Task list:
1. Copy the healthcare information article word for word from "Addressing disparities in" up to and including "source over another.".
2. According to the healthcare information article, what share of all hospitalizations results from medication non-adherence?

Extract:
= Beginning of Section =
How to address disparities in access to healthcare information

By | February 7, 2019

Addressing disparities in access to health information is a challenge given the diverse sources of information and users’ trust in and preference for one source over another.

Not an issue to be taken lightly, an individual’s ability to access credible health information directly impacts decision-making and health outcomes. Therefore, patient engagement is an important subject to explore.

Patient engagement is defined by the Center for Advancing Health as “actions individuals must take to obtain the greatest benefit from the health care services available to them.” Certainly, such engagement is essential when it comes to one of the most important patient actions of all: taking medications. After all, as a Yoruba proverb says: “Medicine left in the bottle can’t help.”

Bloomberg file photo

The problem: Patients don’t seem to be fully engaged when it comes to taking medications. In fact, medication is not taken as prescribed 50 percent of the time. This non-adherence leads to 10 percent of all hospitalizations and 26 percent of all preventable readmissions.
= End of Section =
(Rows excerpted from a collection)
= Beginning of Section =
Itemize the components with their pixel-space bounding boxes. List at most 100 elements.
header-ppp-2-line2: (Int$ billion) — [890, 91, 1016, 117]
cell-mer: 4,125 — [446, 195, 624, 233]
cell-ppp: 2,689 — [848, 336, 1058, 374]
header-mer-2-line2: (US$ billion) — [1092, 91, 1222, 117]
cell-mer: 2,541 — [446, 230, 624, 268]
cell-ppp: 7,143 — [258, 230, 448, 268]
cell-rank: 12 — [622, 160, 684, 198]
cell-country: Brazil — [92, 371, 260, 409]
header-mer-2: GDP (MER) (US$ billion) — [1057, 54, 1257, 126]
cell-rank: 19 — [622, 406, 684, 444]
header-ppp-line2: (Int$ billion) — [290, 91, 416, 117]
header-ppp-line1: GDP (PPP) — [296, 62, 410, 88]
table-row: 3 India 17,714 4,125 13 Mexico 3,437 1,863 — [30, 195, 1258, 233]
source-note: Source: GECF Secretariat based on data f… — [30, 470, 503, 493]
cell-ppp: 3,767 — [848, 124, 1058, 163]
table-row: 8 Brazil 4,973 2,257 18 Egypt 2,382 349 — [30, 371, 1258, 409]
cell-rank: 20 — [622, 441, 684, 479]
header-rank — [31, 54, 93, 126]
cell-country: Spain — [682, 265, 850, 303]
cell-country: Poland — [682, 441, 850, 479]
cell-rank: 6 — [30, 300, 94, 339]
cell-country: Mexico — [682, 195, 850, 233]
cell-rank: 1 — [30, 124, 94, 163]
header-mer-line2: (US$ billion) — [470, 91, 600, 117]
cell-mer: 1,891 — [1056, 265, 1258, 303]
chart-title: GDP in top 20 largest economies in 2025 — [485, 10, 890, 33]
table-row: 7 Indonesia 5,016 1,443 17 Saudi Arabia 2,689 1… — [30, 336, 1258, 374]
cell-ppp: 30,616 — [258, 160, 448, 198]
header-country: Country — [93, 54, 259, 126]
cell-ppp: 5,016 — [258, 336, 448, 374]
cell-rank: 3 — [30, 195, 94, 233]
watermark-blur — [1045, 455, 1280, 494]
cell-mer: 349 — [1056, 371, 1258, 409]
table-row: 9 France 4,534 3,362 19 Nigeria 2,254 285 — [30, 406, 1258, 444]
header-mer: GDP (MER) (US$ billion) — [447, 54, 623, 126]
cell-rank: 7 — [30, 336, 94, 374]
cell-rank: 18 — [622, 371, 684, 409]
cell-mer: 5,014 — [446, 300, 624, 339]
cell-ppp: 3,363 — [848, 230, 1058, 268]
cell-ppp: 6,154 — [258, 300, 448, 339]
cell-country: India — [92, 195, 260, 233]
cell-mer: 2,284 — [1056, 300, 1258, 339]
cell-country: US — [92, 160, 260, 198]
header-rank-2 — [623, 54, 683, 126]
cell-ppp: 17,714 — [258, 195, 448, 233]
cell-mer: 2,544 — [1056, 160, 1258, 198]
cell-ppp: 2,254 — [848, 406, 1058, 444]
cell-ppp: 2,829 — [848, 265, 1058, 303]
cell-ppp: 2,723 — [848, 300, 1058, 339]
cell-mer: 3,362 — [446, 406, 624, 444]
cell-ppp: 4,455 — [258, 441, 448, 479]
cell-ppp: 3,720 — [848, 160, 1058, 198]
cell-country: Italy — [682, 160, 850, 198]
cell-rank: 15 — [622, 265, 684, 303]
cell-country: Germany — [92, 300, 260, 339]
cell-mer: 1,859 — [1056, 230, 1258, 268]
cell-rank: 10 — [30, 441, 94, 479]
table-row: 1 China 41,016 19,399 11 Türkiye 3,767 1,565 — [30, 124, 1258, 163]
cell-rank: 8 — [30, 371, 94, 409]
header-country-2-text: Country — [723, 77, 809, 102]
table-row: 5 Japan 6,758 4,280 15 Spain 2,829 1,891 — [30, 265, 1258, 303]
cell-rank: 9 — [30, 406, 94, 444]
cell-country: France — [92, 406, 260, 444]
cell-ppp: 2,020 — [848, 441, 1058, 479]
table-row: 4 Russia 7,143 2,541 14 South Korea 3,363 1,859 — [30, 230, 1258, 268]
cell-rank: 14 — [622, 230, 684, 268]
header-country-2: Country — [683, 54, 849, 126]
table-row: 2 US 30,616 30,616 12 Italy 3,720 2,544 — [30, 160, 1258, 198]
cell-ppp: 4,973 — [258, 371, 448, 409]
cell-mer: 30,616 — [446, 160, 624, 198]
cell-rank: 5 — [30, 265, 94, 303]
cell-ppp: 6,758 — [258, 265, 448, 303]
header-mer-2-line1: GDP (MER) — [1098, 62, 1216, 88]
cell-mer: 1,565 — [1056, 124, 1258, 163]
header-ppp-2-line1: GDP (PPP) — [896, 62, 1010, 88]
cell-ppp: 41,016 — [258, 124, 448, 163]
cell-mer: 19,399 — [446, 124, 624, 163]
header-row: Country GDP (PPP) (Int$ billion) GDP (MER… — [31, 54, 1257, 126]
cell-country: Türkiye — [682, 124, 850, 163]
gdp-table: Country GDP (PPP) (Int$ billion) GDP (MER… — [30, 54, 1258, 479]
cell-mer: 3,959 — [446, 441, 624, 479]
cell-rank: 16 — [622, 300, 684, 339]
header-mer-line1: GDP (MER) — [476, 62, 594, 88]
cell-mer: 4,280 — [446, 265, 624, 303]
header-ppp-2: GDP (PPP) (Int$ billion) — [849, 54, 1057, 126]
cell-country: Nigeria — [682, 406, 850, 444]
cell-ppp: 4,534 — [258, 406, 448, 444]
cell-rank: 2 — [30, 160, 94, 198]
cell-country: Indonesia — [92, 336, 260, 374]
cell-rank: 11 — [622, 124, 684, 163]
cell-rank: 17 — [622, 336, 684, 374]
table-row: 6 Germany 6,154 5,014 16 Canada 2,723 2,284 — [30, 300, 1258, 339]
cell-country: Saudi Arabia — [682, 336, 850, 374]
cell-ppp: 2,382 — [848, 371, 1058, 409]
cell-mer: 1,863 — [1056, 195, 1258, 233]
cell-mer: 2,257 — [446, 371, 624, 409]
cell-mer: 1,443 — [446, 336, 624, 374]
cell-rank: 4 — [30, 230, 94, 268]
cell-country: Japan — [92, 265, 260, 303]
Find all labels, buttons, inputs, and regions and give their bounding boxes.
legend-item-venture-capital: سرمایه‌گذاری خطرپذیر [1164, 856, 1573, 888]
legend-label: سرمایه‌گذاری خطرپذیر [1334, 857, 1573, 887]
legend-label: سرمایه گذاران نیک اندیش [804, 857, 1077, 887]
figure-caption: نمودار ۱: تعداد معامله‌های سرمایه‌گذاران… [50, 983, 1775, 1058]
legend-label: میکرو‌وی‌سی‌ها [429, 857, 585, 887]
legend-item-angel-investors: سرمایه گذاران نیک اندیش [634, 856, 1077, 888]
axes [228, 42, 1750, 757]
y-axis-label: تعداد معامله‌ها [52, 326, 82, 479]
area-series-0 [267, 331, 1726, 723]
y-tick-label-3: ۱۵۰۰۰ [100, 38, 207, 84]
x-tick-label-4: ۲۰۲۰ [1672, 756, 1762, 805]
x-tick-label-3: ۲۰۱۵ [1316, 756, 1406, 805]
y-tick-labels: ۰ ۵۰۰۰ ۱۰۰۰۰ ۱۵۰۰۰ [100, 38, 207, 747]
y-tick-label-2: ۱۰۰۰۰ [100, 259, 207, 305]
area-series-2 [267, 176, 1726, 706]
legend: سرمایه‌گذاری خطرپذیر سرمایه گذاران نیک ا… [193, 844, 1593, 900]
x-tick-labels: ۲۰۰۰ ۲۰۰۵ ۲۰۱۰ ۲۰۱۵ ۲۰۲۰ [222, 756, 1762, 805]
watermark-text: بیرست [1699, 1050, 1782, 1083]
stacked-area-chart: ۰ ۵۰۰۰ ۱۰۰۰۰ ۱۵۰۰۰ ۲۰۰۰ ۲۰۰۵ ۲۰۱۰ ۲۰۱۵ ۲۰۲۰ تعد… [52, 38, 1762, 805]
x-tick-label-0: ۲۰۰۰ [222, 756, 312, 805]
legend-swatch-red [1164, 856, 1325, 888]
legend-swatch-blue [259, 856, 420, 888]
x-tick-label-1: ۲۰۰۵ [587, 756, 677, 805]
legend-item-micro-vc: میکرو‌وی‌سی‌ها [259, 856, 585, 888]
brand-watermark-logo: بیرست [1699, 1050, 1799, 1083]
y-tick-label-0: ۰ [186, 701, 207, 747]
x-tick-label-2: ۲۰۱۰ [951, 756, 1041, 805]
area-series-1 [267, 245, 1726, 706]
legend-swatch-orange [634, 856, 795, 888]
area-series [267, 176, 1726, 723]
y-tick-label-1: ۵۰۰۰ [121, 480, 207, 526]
= End of Section =
Per-task answers:
1.
Addressing disparities in access to health information is a challenge given the diverse sources of information and users’ trust in and preference for one source over another.

2. 10 percent